● Record set

## begin

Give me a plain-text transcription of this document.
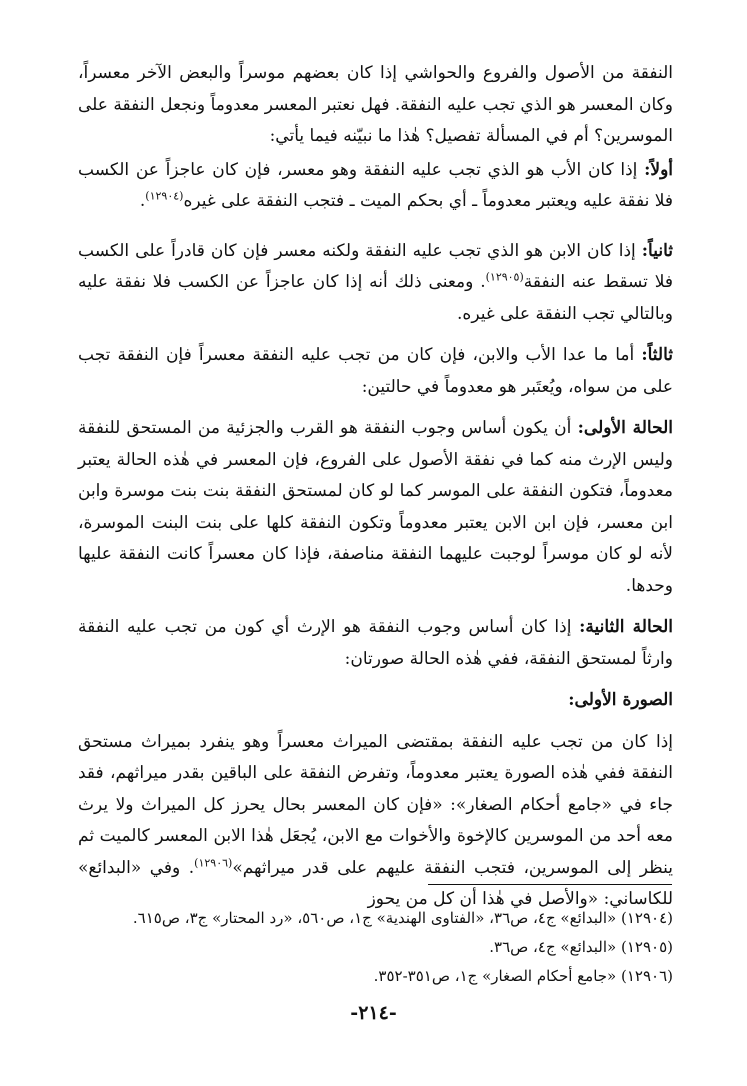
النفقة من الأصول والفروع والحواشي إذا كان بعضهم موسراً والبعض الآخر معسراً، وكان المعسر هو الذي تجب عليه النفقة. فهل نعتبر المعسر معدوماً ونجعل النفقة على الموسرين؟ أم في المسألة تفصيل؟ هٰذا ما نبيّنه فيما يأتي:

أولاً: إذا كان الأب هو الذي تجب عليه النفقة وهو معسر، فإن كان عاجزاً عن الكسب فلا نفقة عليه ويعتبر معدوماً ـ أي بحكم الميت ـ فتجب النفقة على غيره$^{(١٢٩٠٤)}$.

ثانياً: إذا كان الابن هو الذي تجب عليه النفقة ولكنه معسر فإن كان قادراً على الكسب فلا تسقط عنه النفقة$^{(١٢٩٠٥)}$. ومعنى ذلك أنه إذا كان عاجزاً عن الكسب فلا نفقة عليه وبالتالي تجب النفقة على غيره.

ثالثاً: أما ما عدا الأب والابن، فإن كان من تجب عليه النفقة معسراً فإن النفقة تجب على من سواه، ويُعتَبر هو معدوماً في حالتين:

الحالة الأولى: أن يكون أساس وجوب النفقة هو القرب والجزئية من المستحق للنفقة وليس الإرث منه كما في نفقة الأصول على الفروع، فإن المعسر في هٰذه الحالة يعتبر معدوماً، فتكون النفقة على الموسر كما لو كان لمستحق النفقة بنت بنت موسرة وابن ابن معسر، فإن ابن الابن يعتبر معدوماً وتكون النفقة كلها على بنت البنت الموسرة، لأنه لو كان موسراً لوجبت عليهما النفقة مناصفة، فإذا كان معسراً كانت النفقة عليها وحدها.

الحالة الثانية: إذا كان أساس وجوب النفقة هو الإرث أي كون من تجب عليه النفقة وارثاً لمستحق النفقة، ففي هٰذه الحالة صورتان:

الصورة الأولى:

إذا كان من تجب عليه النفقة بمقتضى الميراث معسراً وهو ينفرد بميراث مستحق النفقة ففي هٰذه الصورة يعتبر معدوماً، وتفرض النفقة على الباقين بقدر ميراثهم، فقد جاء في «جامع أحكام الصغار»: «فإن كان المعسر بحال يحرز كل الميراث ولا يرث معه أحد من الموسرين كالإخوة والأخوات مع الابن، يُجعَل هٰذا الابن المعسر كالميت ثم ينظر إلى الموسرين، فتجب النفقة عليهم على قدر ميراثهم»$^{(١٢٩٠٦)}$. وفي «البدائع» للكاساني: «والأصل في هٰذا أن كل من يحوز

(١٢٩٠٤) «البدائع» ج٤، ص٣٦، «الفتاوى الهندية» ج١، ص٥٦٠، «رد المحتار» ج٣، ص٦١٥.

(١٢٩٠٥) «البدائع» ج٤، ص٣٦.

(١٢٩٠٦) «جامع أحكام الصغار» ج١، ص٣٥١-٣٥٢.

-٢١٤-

## end

From the entries above, copy every line containing the word "معسرا".

● Solution for this problem
النفقة من الأصول والفروع والحواشي إذا كان بعضهم موسراً والبعض الآخر معسراً، وكان المعسر هو الذي تجب عليه النفقة. فهل نعتبر المعسر معدوماً ونجعل النفقة على الموسرين؟ أم في المسألة تفصيل؟ هٰذا ما نبيّنه فيما يأتي:
ثالثاً: أما ما عدا الأب والابن، فإن كان من تجب عليه النفقة معسراً فإن النفقة تجب على من سواه، ويُعتَبر هو معدوماً في حالتين:
الحالة الأولى: أن يكون أساس وجوب النفقة هو القرب والجزئية من المستحق للنفقة وليس الإرث منه كما في نفقة الأصول على الفروع، فإن المعسر في هٰذه الحالة يعتبر معدوماً، فتكون النفقة على الموسر كما لو كان لمستحق النفقة بنت بنت موسرة وابن ابن معسر، فإن ابن الابن يعتبر معدوماً وتكون النفقة كلها على بنت البنت الموسرة، لأنه لو كان موسراً لوجبت عليهما النفقة مناصفة، فإذا كان معسراً كانت النفقة عليها وحدها.
إذا كان من تجب عليه النفقة بمقتضى الميراث معسراً وهو ينفرد بميراث مستحق النفقة ففي هٰذه الصورة يعتبر معدوماً، وتفرض النفقة على الباقين بقدر ميراثهم، فقد جاء في «جامع أحكام الصغار»: «فإن كان المعسر بحال يحرز كل الميراث ولا يرث معه أحد من الموسرين كالإخوة والأخوات مع الابن، يُجعَل هٰذا الابن المعسر كالميت ثم ينظر إلى الموسرين، فتجب النفقة عليهم على قدر ميراثهم»$^{(١٢٩٠٦)}$. وفي «البدائع» للكاساني: «والأصل في هٰذا أن كل من يحوز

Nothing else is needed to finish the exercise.